[Start of DATA SECTION]
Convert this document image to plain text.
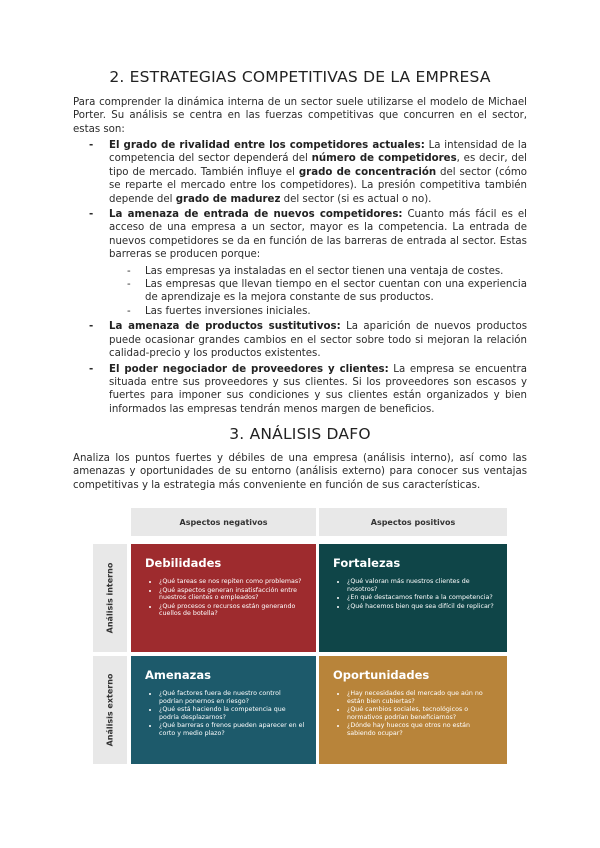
2. ESTRATEGIAS COMPETITIVAS DE LA EMPRESA

Para comprender la dinámica interna de un sector suele utilizarse el modelo de Michael Porter. Su análisis se centra en las fuerzas competitivas que concurren en el sector, estas son:

- El grado de rivalidad entre los competidores actuales: La intensidad de la competencia del sector dependerá del número de competidores, es decir, del tipo de mercado. También influye el grado de concentración del sector (cómo se reparte el mercado entre los competidores). La presión competitiva también depende del grado de madurez del sector (si es actual o no).
- La amenaza de entrada de nuevos competidores: Cuanto más fácil es el acceso de una empresa a un sector, mayor es la competencia. La entrada de nuevos competidores se da en función de las barreras de entrada al sector. Estas barreras se producen porque:
- Las empresas ya instaladas en el sector tienen una ventaja de costes.
- Las empresas que llevan tiempo en el sector cuentan con una experiencia de aprendizaje es la mejora constante de sus productos.
- Las fuertes inversiones iniciales.
- La amenaza de productos sustitutivos: La aparición de nuevos productos puede ocasionar grandes cambios en el sector sobre todo si mejoran la relación calidad-precio y los productos existentes.
- El poder negociador de proveedores y clientes: La empresa se encuentra situada entre sus proveedores y sus clientes. Si los proveedores son escasos y fuertes para imponer sus condiciones y sus clientes están organizados y bien informados las empresas tendrán menos margen de beneficios.
3. ANÁLISIS DAFO

Analiza los puntos fuertes y débiles de una empresa (análisis interno), así como las amenazas y oportunidades de su entorno (análisis externo) para conocer sus ventajas competitivas y la estrategia más conveniente en función de sus características.

Aspectos negativos	Aspectos positivos
Análisis interno
Análisis externo
Debilidades
• ¿Qué tareas se nos repiten como problemas?
• ¿Qué aspectos generan insatisfacción entre nuestros clientes o empleados?
• ¿Qué procesos o recursos están generando cuellos de botella?
Fortalezas
• ¿Qué valoran más nuestros clientes de nosotros?
• ¿En qué destacamos frente a la competencia?
• ¿Qué hacemos bien que sea difícil de replicar?
Amenazas
• ¿Qué factores fuera de nuestro control podrían ponernos en riesgo?
• ¿Qué está haciendo la competencia que podría desplazarnos?
• ¿Qué barreras o frenos pueden aparecer en el corto y medio plazo?
Oportunidades
• ¿Hay necesidades del mercado que aún no están bien cubiertas?
• ¿Qué cambios sociales, tecnológicos o normativos podrían beneficiarnos?
• ¿Dónde hay huecos que otros no están sabiendo ocupar?
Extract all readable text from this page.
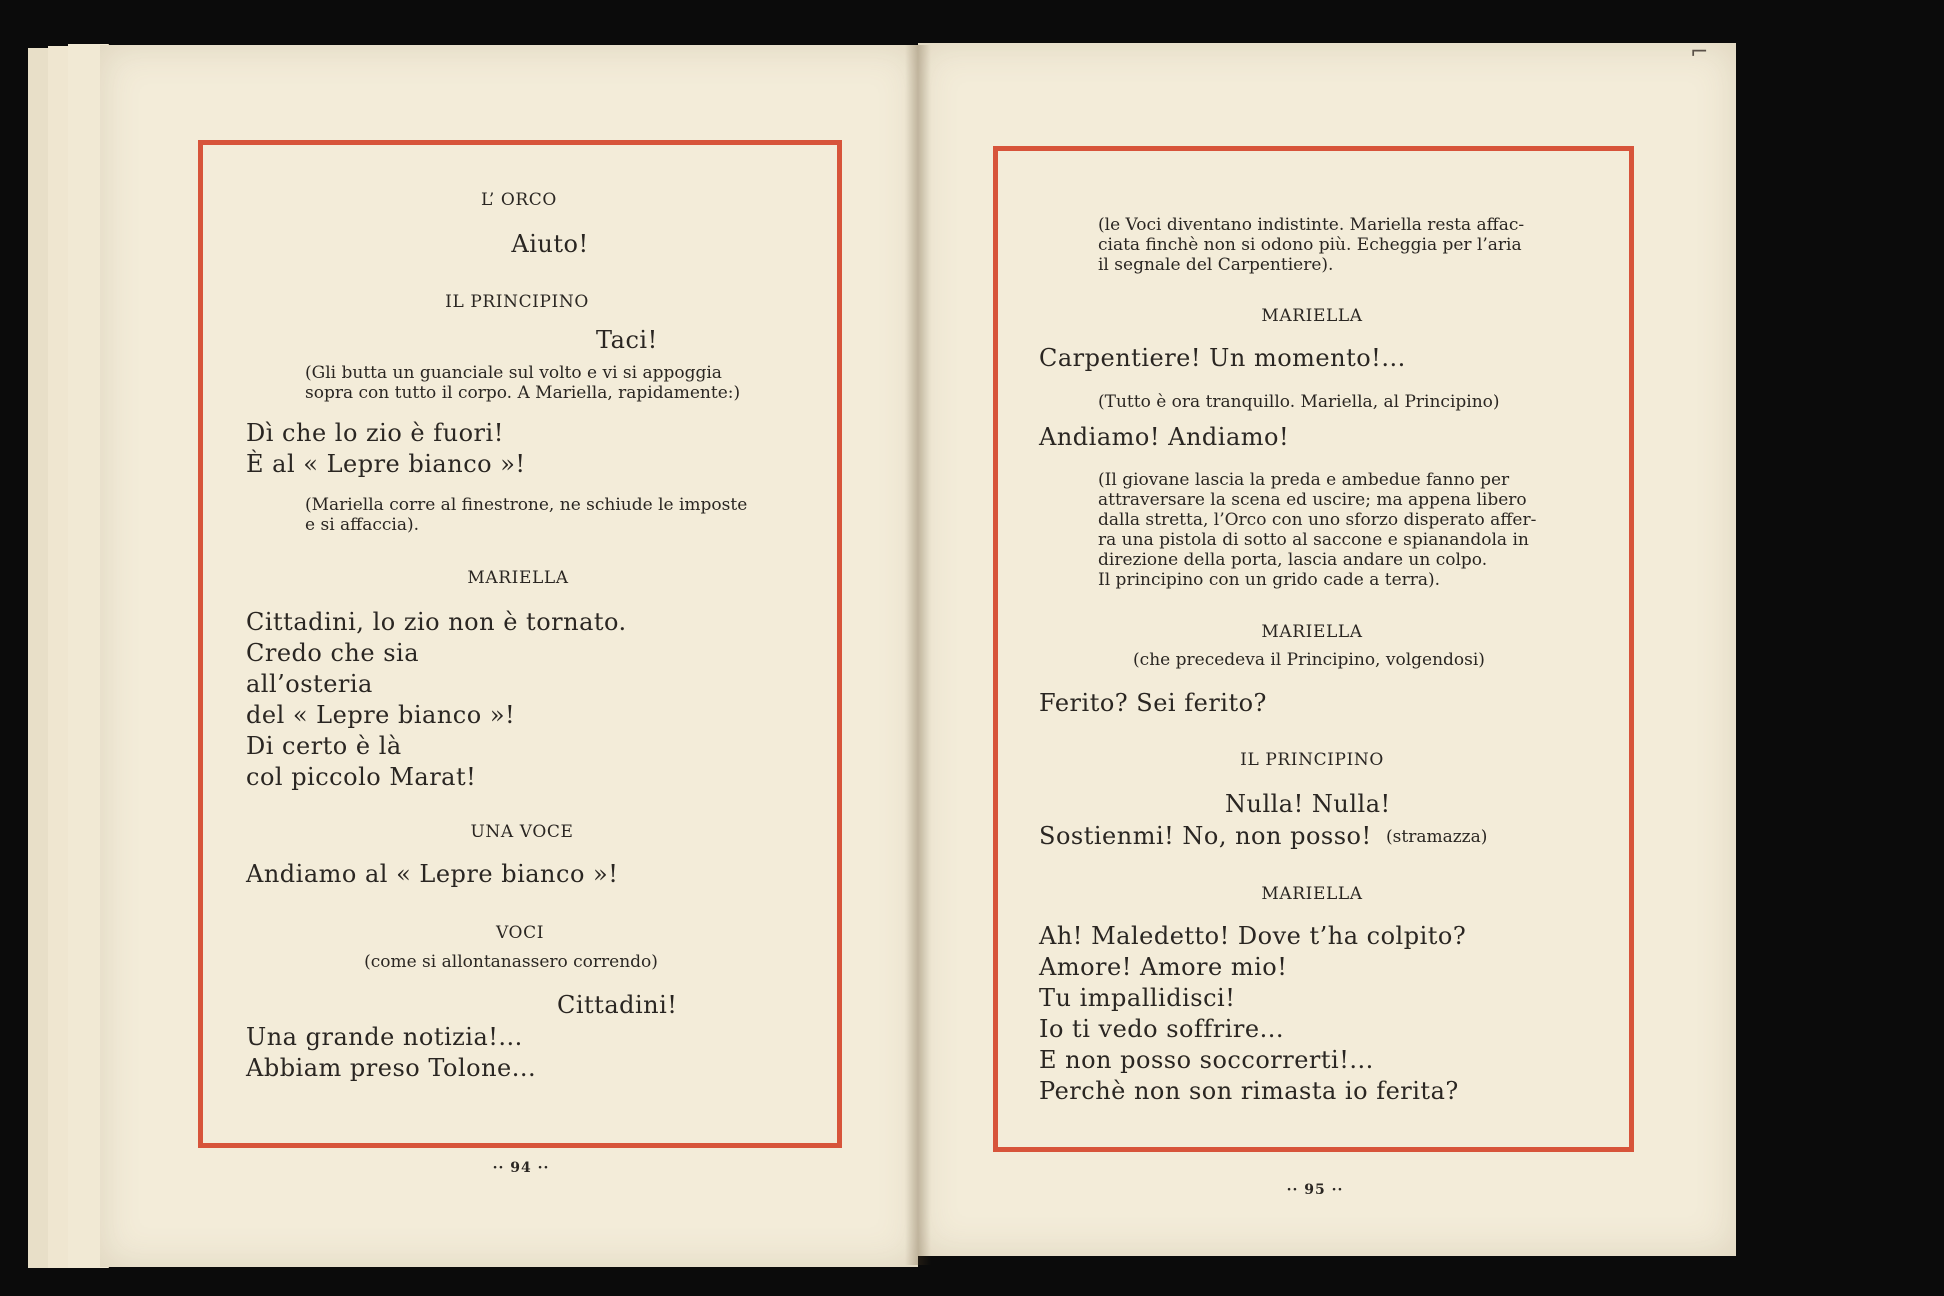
L’ ORCO

Aiuto!

IL PRINCIPINO

Taci!

(Gli butta un guanciale sul volto e vi si appoggia
sopra con tutto il corpo. A Mariella, rapidamente:)
Dì che lo zio è fuori!
È al « Lepre bianco »!
(Mariella corre al finestrone, ne schiude le imposte
e si affaccia).

MARIELLA

Cittadini, lo zio non è tornato.
Credo che sia
all’osteria
del « Lepre bianco »!
Di certo è là
col piccolo Marat!

UNA VOCE

Andiamo al « Lepre bianco »!

VOCI

(come si allontanassero correndo)

Cittadini!

Una grande notizia!...
Abbiam preso Tolone...

·· 94 ··

(le Voci diventano indistinte. Mariella resta affac-
ciata finchè non si odono più. Echeggia per l’aria
il segnale del Carpentiere).

MARIELLA

Carpentiere! Un momento!...

(Tutto è ora tranquillo. Mariella, al Principino)

Andiamo! Andiamo!

(Il giovane lascia la preda e ambedue fanno per
attraversare la scena ed uscire; ma appena libero
dalla stretta, l’Orco con uno sforzo disperato affer-
ra una pistola di sotto al saccone e spianandola in
direzione della porta, lascia andare un colpo.
Il principino con un grido cade a terra).

MARIELLA

(che precedeva il Principino, volgendosi)

Ferito? Sei ferito?

IL PRINCIPINO

Nulla! Nulla!

Sostienmi! No, non posso! (stramazza)

MARIELLA

Ah! Maledetto! Dove t’ha colpito?
Amore! Amore mio!
Tu impallidisci!
Io ti vedo soffrire...
E non posso soccorrerti!...
Perchè non son rimasta io ferita?

·· 95 ··

⌐
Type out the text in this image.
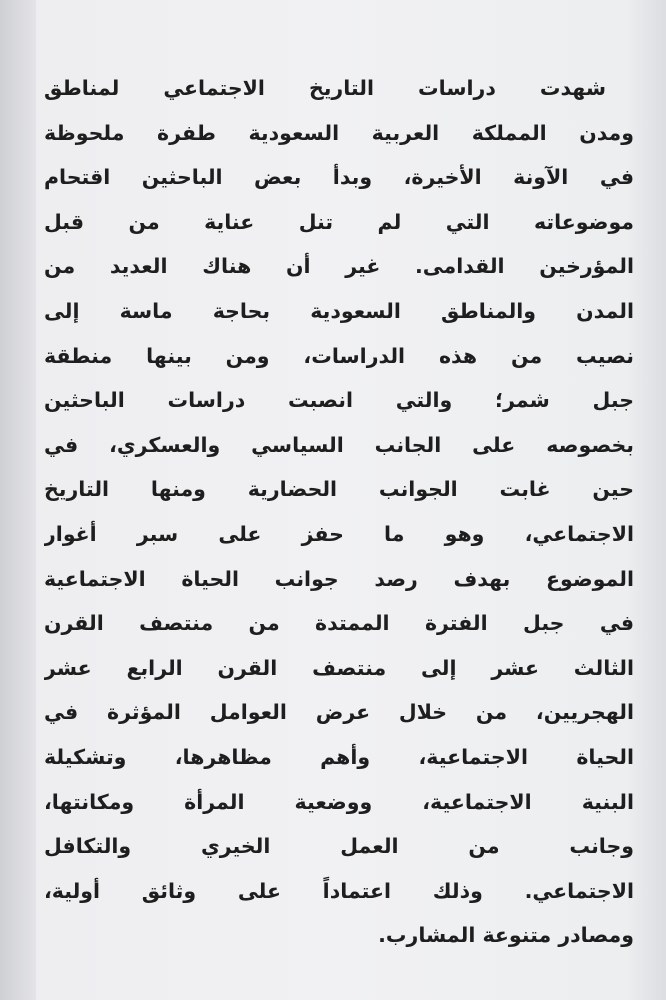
شهدت دراسات التاريخ الاجتماعي لمناطق
ومدن المملكة العربية السعودية طفرة ملحوظة
في الآونة الأخيرة، وبدأ بعض الباحثين اقتحام
موضوعاته التي لم تنل عناية من قبل
المؤرخين القدامى. غير أن هناك العديد من
المدن والمناطق السعودية بحاجة ماسة إلى
نصيب من هذه الدراسات، ومن بينها منطقة
جبل شمر؛ والتي انصبت دراسات الباحثين
بخصوصه على الجانب السياسي والعسكري، في
حين غابت الجوانب الحضارية ومنها التاريخ
الاجتماعي، وهو ما حفز على سبر أغوار
الموضوع بهدف رصد جوانب الحياة الاجتماعية
في جبل الفترة الممتدة من منتصف القرن
الثالث عشر إلى منتصف القرن الرابع عشر
الهجريين، من خلال عرض العوامل المؤثرة في
الحياة الاجتماعية، وأهم مظاهرها، وتشكيلة
البنية الاجتماعية، ووضعية المرأة ومكانتها،
وجانب من العمل الخيري والتكافل
الاجتماعي. وذلك اعتماداً على وثائق أولية،
ومصادر متنوعة المشارب.
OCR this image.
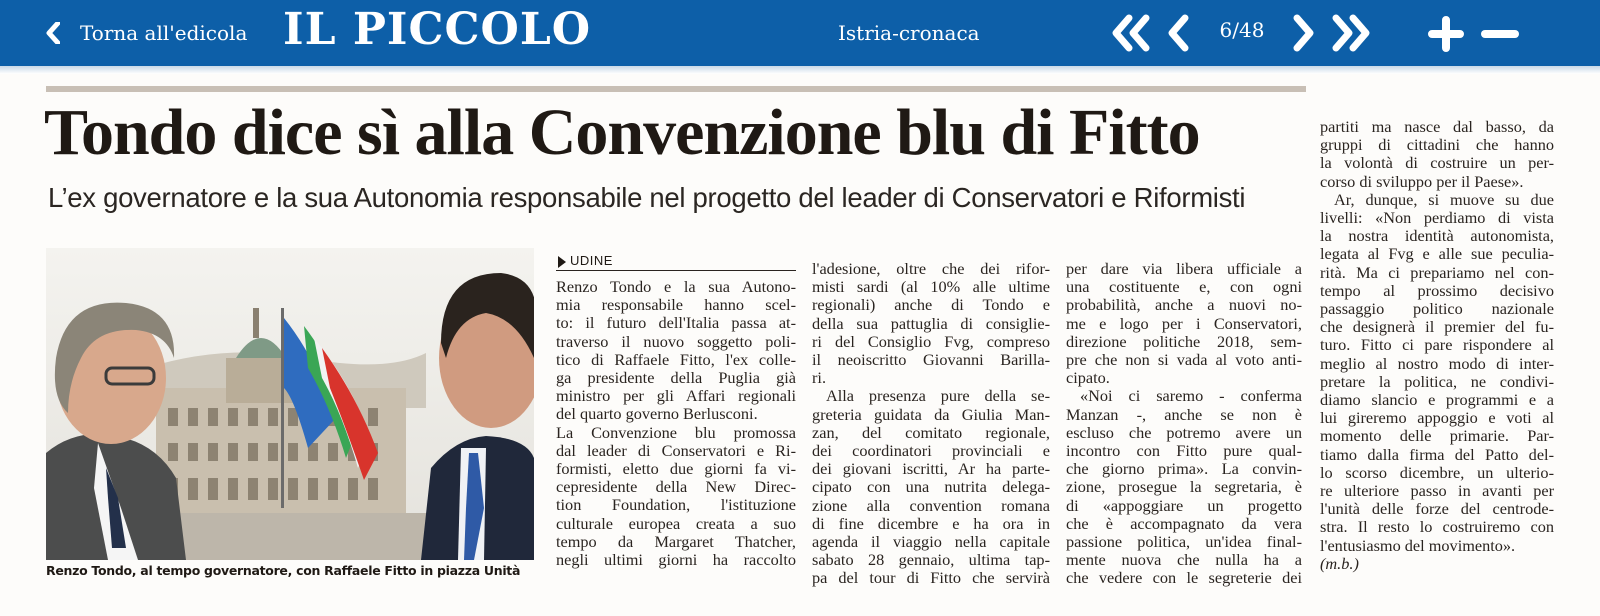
Torna all'edicola IL PICCOLO	Istria-cronaca	6/48
Tondo dice sì alla Convenzione blu di Fitto
L’ex governatore e la sua Autonomia responsabile nel progetto del leader di Conservatori e Riformisti
Renzo Tondo, al tempo governatore, con Raffaele Fitto in piazza Unità
UDINE
Renzo Tondo e la sua Autono-
mia responsabile hanno scel-
to: il futuro dell'Italia passa at-
traverso il nuovo soggetto poli-
tico di Raffaele Fitto, l'ex colle-
ga presidente della Puglia già
ministro per gli Affari regionali
del quarto governo Berlusconi.
La Convenzione blu promossa
dal leader di Conservatori e Ri-
formisti, eletto due giorni fa vi-
cepresidente della New Direc-
tion Foundation, l'istituzione
culturale europea creata a suo
tempo da Margaret Thatcher,
negli ultimi giorni ha raccolto
l'adesione, oltre che dei rifor-
misti sardi (al 10% alle ultime
regionali) anche di Tondo e
della sua pattuglia di consiglie-
ri del Consiglio Fvg, compreso
il neoiscritto Giovanni Barilla-
ri.
Alla presenza pure della se-
greteria guidata da Giulia Man-
zan, del comitato regionale,
dei coordinatori provinciali e
dei giovani iscritti, Ar ha parte-
cipato con una nutrita delega-
zione alla convention romana
di fine dicembre e ha ora in
agenda il viaggio nella capitale
sabato 28 gennaio, ultima tap-
pa del tour di Fitto che servirà
per dare via libera ufficiale a
una costituente e, con ogni
probabilità, anche a nuovi no-
me e logo per i Conservatori,
direzione politiche 2018, sem-
pre che non si vada al voto anti-
cipato.
«Noi ci saremo - conferma
Manzan -, anche se non è
escluso che potremo avere un
incontro con Fitto pure qual-
che giorno prima». La convin-
zione, prosegue la segretaria, è
di «appoggiare un progetto
che è accompagnato da vera
passione politica, un'idea final-
mente nuova che nulla ha a
che vedere con le segreterie dei
partiti ma nasce dal basso, da
gruppi di cittadini che hanno
la volontà di costruire un per-
corso di sviluppo per il Paese».
Ar, dunque, si muove su due
livelli: «Non perdiamo di vista
la nostra identità autonomista,
legata al Fvg e alle sue peculia-
rità. Ma ci prepariamo nel con-
tempo al prossimo decisivo
passaggio politico nazionale
che designerà il premier del fu-
turo. Fitto ci pare rispondere al
meglio al nostro modo di inter-
pretare la politica, ne condivi-
diamo slancio e programmi e a
lui gireremo appoggio e voti al
momento delle primarie. Par-
tiamo dalla firma del Patto del-
lo scorso dicembre, un ulterio-
re ulteriore passo in avanti per
l'unità delle forze del centrode-
stra. Il resto lo costruiremo con
l'entusiasmo del movimento».
(m.b.)
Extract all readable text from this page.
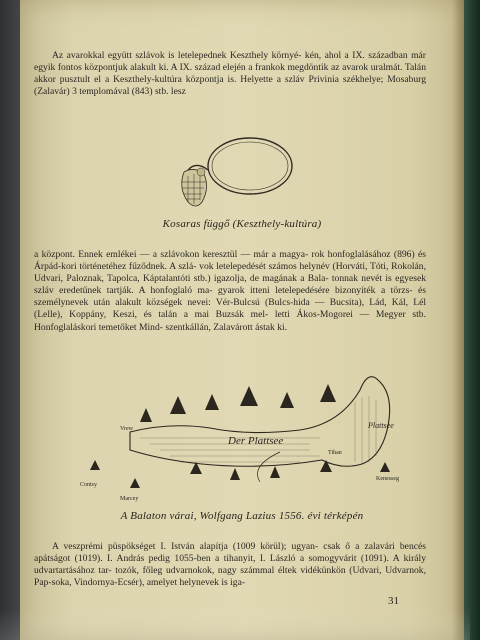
Az avarokkal együtt szlávok is letelepednek Keszthely környé- kén, ahol a IX. században már egyik fontos központjuk alakult ki. A IX. század elején a frankok megdöntik az avarok uralmát. Talán akkor pusztult el a Keszthely-kultúra központja is. Helyette a szláv Privinia székhelye; Mosaburg (Zalavár) 3 templomával (843) stb. lesz

Kosaras függő (Keszthely-kultúra)

a központ. Ennek emlékei — a szlávokon keresztül — már a magya- rok honfoglalásához (896) és Árpád-kori történetéhez fűződnek. A szlá- vok letelepedését számos helynév (Horváti, Tóti, Rokolán, Udvari, Paloznak, Tapolca, Káptalantóti stb.) igazolja, de magának a Bala- tonnak nevét is egyesek szláv eredetűnek tartják. A honfoglaló ma- gyarok itteni letelepedésére bizonyíték a törzs- és személynevek után alakult községek nevei: Vér-Bulcsú (Bulcs-hida — Bucsita), Lád, Kál, Lél (Lelle), Koppány, Keszi, és talán a mai Buzsák mel- letti Ákos-Mogorei — Megyer stb. Honfoglaláskori temetőket Mind- szentkállán, Zalavárott ástak ki.

Der Plattsee
Plattsee
Tihan
Kenesseg
Contsy
Marcey
Vrew
A Balaton várai, Wolfgang Lazius 1556. évi térképén

A veszprémi püspökséget I. István alapítja (1009 körül); ugyan- csak ő a zalavári bencés apátságot (1019). I. András pedig 1055-ben a tihanyit, I. László a somogyvárit (1091). A király udvartartásához tar- tozók, főleg udvarnokok, nagy számmal éltek vidékünkön (Udvari, Udvarnok, Pap-soka, Vindornya-Ecsér), amelyet helynevek is iga-

31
[End of DATA SECTION]
**GOAL**
Only the number is wanted: how many lines of the material contain the word "externo"?

**SOLVED EXERCISE**
2